:: Information provided ::
######
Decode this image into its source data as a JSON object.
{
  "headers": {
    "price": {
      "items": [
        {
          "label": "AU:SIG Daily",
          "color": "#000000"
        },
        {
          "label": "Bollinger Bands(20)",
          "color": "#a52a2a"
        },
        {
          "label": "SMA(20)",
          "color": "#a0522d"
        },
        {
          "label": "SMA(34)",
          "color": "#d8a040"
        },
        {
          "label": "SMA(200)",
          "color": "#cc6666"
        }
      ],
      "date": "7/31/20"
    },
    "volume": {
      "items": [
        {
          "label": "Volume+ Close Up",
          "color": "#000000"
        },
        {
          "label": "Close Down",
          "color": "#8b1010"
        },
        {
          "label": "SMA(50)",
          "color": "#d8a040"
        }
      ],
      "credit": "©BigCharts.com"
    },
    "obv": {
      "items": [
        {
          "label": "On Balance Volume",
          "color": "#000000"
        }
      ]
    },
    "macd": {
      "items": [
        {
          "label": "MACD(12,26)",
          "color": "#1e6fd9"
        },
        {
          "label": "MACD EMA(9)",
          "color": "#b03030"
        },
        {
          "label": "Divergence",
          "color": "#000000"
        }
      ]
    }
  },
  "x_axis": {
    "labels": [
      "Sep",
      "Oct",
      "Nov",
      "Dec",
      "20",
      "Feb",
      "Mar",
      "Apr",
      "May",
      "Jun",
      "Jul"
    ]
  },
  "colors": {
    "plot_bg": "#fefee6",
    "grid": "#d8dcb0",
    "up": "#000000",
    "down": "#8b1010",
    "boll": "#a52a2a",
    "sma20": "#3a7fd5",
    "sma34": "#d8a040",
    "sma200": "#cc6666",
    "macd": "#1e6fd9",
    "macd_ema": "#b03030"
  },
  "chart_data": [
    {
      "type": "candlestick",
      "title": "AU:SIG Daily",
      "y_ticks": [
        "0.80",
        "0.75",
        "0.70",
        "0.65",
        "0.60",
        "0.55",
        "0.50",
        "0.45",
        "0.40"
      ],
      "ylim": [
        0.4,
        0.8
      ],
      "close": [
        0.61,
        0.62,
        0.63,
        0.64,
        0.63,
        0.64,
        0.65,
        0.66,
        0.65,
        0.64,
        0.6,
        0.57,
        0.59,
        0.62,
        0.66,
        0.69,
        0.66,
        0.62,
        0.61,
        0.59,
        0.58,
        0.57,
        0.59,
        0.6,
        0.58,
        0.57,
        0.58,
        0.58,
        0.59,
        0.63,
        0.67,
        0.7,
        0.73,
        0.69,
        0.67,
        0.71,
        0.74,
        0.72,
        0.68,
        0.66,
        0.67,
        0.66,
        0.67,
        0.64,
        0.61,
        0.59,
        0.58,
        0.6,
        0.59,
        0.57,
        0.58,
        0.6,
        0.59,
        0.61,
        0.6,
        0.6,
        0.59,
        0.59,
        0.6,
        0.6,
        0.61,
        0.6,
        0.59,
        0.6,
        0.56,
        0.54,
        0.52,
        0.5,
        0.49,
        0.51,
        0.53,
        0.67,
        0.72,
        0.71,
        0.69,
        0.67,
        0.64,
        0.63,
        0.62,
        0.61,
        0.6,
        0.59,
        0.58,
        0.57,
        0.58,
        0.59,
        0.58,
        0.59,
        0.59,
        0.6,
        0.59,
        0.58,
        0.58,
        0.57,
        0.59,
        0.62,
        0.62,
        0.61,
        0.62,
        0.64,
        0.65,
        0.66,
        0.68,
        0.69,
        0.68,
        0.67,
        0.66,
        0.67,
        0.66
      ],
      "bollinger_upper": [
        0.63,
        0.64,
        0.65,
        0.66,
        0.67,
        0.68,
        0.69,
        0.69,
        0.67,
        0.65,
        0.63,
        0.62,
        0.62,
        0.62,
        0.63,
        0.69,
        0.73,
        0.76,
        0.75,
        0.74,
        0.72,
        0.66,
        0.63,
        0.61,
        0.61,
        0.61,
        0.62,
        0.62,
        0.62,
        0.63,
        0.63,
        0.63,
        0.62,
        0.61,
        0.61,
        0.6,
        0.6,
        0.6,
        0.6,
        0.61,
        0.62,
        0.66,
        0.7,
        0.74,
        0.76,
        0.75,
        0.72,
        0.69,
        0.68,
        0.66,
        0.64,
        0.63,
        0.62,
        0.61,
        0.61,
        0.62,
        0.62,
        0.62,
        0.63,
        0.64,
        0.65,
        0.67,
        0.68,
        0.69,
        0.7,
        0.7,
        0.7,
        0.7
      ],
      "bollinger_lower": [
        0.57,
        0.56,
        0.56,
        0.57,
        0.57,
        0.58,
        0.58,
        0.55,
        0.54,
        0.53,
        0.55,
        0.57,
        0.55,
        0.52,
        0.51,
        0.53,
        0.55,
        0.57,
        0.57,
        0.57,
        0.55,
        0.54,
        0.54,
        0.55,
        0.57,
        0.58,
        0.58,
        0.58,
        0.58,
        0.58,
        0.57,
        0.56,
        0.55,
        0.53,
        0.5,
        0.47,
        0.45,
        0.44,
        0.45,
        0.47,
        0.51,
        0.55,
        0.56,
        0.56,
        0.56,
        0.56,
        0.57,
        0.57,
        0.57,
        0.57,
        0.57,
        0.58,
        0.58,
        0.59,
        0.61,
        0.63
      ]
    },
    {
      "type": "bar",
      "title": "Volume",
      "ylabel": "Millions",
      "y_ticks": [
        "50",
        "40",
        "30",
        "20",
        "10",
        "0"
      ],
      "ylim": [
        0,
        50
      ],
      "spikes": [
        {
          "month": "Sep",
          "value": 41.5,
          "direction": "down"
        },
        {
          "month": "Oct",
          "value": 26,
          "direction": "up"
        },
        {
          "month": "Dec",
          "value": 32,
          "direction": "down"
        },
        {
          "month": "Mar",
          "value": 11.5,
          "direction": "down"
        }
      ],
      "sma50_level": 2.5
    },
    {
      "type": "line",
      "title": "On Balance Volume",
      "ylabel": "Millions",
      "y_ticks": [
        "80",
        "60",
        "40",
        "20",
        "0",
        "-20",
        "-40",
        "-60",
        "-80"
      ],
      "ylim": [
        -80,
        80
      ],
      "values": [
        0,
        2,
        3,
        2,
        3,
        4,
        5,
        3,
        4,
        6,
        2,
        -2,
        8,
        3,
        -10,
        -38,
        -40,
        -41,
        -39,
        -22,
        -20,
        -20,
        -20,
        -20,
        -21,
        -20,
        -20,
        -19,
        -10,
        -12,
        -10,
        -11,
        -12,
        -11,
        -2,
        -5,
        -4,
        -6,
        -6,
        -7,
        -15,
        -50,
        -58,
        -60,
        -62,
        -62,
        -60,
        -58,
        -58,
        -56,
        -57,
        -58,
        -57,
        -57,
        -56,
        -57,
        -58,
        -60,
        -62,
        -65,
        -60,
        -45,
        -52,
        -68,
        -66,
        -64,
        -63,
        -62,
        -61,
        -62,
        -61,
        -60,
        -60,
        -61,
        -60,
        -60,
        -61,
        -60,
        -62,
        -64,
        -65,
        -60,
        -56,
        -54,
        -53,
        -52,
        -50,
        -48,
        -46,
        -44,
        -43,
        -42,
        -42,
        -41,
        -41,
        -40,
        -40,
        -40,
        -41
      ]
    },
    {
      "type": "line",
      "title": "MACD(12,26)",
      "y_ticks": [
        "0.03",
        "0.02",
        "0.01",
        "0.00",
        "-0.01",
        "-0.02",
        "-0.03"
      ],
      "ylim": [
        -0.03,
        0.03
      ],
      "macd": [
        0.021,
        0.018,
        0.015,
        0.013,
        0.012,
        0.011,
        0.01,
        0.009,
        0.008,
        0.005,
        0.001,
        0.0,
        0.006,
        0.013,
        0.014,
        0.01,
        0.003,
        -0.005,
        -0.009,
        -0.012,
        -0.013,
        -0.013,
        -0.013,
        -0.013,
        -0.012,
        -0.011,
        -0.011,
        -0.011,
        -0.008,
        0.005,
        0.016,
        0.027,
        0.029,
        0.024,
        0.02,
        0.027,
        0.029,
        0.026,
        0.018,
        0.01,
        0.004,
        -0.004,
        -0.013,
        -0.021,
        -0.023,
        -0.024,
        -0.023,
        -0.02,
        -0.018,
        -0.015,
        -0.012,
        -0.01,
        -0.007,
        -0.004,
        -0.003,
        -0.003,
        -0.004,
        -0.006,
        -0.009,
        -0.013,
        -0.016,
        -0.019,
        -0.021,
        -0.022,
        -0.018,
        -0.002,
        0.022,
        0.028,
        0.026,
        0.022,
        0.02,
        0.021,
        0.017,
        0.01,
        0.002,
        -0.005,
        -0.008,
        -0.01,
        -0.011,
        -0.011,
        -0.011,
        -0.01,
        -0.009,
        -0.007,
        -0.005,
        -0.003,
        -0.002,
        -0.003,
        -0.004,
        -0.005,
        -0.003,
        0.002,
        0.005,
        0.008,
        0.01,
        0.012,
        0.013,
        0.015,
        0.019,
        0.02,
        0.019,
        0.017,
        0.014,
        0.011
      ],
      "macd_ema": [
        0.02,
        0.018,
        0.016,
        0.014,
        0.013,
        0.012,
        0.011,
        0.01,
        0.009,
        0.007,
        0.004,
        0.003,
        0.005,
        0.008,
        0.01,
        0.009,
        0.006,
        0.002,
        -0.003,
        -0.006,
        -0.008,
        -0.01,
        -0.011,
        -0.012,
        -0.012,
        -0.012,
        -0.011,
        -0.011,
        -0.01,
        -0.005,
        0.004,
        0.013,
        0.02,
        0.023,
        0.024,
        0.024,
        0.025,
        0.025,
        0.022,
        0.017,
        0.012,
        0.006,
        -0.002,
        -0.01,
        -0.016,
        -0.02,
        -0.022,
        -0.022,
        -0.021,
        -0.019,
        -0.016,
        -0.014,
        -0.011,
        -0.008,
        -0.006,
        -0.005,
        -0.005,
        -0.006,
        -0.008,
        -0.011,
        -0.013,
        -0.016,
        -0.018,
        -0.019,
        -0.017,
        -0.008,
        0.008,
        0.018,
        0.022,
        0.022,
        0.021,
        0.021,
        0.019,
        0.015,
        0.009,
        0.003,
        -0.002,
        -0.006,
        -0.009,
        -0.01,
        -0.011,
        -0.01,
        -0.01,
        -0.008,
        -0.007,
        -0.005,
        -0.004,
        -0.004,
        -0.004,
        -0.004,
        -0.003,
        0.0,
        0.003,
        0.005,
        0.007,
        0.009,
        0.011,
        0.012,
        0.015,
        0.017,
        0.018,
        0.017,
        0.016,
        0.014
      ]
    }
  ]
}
######
:: Exercise ::
Reproduce each line of the material containing the word "month".

:: Result of this task ::
          "month": "Sep",
          "month": "Oct",
          "month": "Dec",
          "month": "Mar",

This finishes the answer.